Do not include the pictures; repeat the rest of the data exactly.

◆ ◆ ◆

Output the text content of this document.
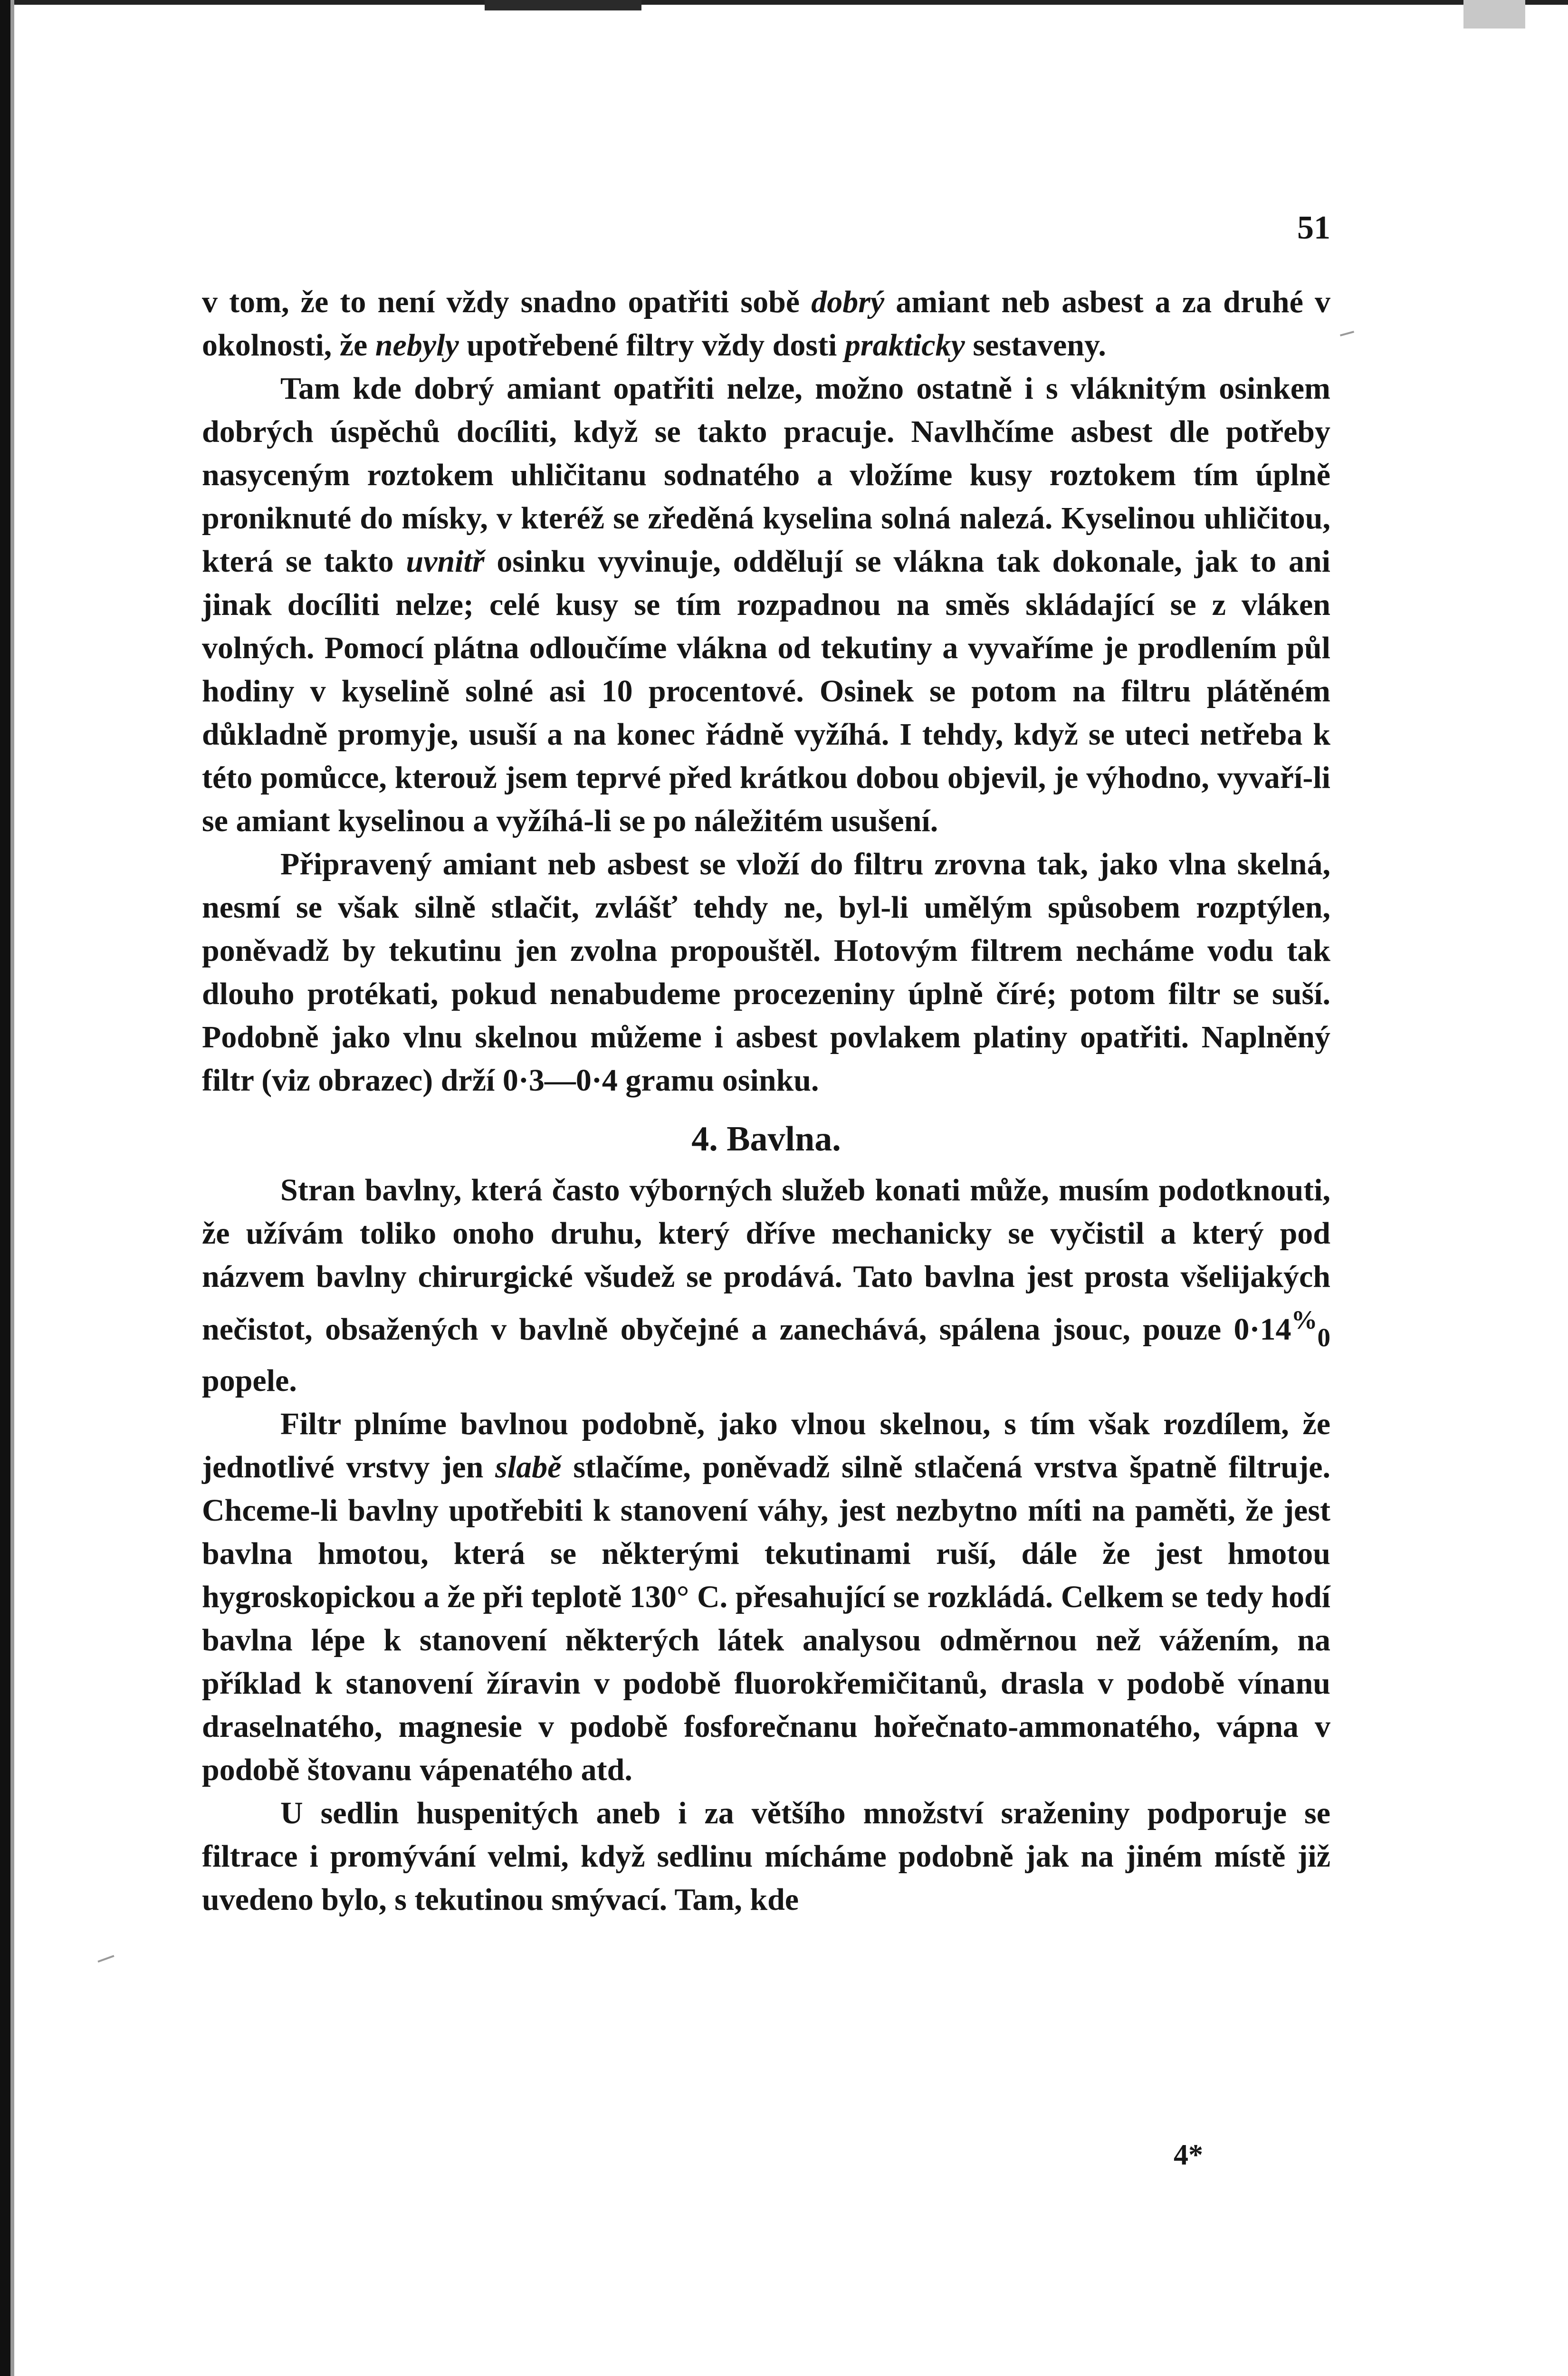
51

v tom, že to není vždy snadno opatřiti sobě dobrý amiant neb asbest a za druhé v okolnosti, že nebyly upotřebené filtry vždy dosti prakticky sestaveny.

Tam kde dobrý amiant opatřiti nelze, možno ostatně i s vláknitým osinkem dobrých úspěchů docíliti, když se takto pracuje. Navlhčíme asbest dle potřeby nasyceným roztokem uhličitanu sodnatého a vložíme kusy roztokem tím úplně proniknuté do mísky, v kteréž se zředěná kyselina solná nalezá. Kyselinou uhličitou, která se takto uvnitř osinku vyvinuje, oddělují se vlákna tak dokonale, jak to ani jinak docíliti nelze; celé kusy se tím rozpadnou na směs skládající se z vláken volných. Pomocí plátna odloučíme vlákna od tekutiny a vyvaříme je prodlením půl hodiny v kyselině solné asi 10 procentové. Osinek se potom na filtru plátěném důkladně promyje, usuší a na konec řádně vyžíhá. I tehdy, když se uteci netřeba k této pomůcce, kterouž jsem teprvé před krátkou dobou objevil, je výhodno, vyvaří-li se amiant kyselinou a vyžíhá-li se po náležitém usušení.

Připravený amiant neb asbest se vloží do filtru zrovna tak, jako vlna skelná, nesmí se však silně stlačit, zvlášť tehdy ne, byl-li umělým spůsobem rozptýlen, poněvadž by tekutinu jen zvolna propouštěl. Hotovým filtrem necháme vodu tak dlouho protékati, pokud nenabudeme procezeniny úplně číré; potom filtr se suší. Podobně jako vlnu skelnou můžeme i asbest povlakem platiny opatřiti. Naplněný filtr (viz obrazec) drží 0·3—0·4 gramu osinku.

4. Bavlna.

Stran bavlny, která často výborných služeb konati může, musím podotknouti, že užívám toliko onoho druhu, který dříve mechanicky se vyčistil a který pod názvem bavlny chirurgické všudež se prodává. Tato bavlna jest prosta všelijakých nečistot, obsažených v bavlně obyčejné a zanechává, spálena jsouc, pouze $0\cdot 14^{\%}_0$ popele.

Filtr plníme bavlnou podobně, jako vlnou skelnou, s tím však rozdílem, že jednotlivé vrstvy jen slabě stlačíme, poněvadž silně stlačená vrstva špatně filtruje. Chceme-li bavlny upotřebiti k stanovení váhy, jest nezbytno míti na paměti, že jest bavlna hmotou, která se některými tekutinami ruší, dále že jest hmotou hygroskopickou a že při teplotě 130° C. přesahující se rozkládá. Celkem se tedy hodí bavlna lépe k stanovení některých látek analysou odměrnou než vážením, na příklad k stanovení žíravin v podobě fluorokřemičitanů, drasla v podobě vínanu draselnatého, magnesie v podobě fosforečnanu hořečnato-ammonatého, vápna v podobě štovanu vápenatého atd.

U sedlin huspenitých aneb i za většího množství sraženiny podporuje se filtrace i promývání velmi, když sedlinu mícháme podobně jak na jiném místě již uvedeno bylo, s tekutinou smývací. Tam, kde

4*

◆ ◆ ◆

The answer:
Output the text content of this document.
51

v tom, že to není vždy snadno opatřiti sobě dobrý amiant neb asbest a za druhé v okolnosti, že nebyly upotřebené filtry vždy dosti prakticky sestaveny.

Tam kde dobrý amiant opatřiti nelze, možno ostatně i s vláknitým osinkem dobrých úspěchů docíliti, když se takto pracuje. Navlhčíme asbest dle potřeby nasyceným roztokem uhličitanu sodnatého a vložíme kusy roztokem tím úplně proniknuté do mísky, v kteréž se zředěná kyselina solná nalezá. Kyselinou uhličitou, která se takto uvnitř osinku vyvinuje, oddělují se vlákna tak dokonale, jak to ani jinak docíliti nelze; celé kusy se tím rozpadnou na směs skládající se z vláken volných. Pomocí plátna odloučíme vlákna od tekutiny a vyvaříme je prodlením půl hodiny v kyselině solné asi 10 procentové. Osinek se potom na filtru plátěném důkladně promyje, usuší a na konec řádně vyžíhá. I tehdy, když se uteci netřeba k této pomůcce, kterouž jsem teprvé před krátkou dobou objevil, je výhodno, vyvaří-li se amiant kyselinou a vyžíhá-li se po náležitém usušení.

Připravený amiant neb asbest se vloží do filtru zrovna tak, jako vlna skelná, nesmí se však silně stlačit, zvlášť tehdy ne, byl-li umělým spůsobem rozptýlen, poněvadž by tekutinu jen zvolna propouštěl. Hotovým filtrem necháme vodu tak dlouho protékati, pokud nenabudeme procezeniny úplně číré; potom filtr se suší. Podobně jako vlnu skelnou můžeme i asbest povlakem platiny opatřiti. Naplněný filtr (viz obrazec) drží 0·3—0·4 gramu osinku.

4. Bavlna.

Stran bavlny, která často výborných služeb konati může, musím podotknouti, že užívám toliko onoho druhu, který dříve mechanicky se vyčistil a který pod názvem bavlny chirurgické všudež se prodává. Tato bavlna jest prosta všelijakých nečistot, obsažených v bavlně obyčejné a zanechává, spálena jsouc, pouze $0\cdot 14^{\%}_0$ popele.

Filtr plníme bavlnou podobně, jako vlnou skelnou, s tím však rozdílem, že jednotlivé vrstvy jen slabě stlačíme, poněvadž silně stlačená vrstva špatně filtruje. Chceme-li bavlny upotřebiti k stanovení váhy, jest nezbytno míti na paměti, že jest bavlna hmotou, která se některými tekutinami ruší, dále že jest hmotou hygroskopickou a že při teplotě 130° C. přesahující se rozkládá. Celkem se tedy hodí bavlna lépe k stanovení některých látek analysou odměrnou než vážením, na příklad k stanovení žíravin v podobě fluorokřemičitanů, drasla v podobě vínanu draselnatého, magnesie v podobě fosforečnanu hořečnato-ammonatého, vápna v podobě štovanu vápenatého atd.

U sedlin huspenitých aneb i za většího množství sraženiny podporuje se filtrace i promývání velmi, když sedlinu mícháme podobně jak na jiném místě již uvedeno bylo, s tekutinou smývací. Tam, kde

4*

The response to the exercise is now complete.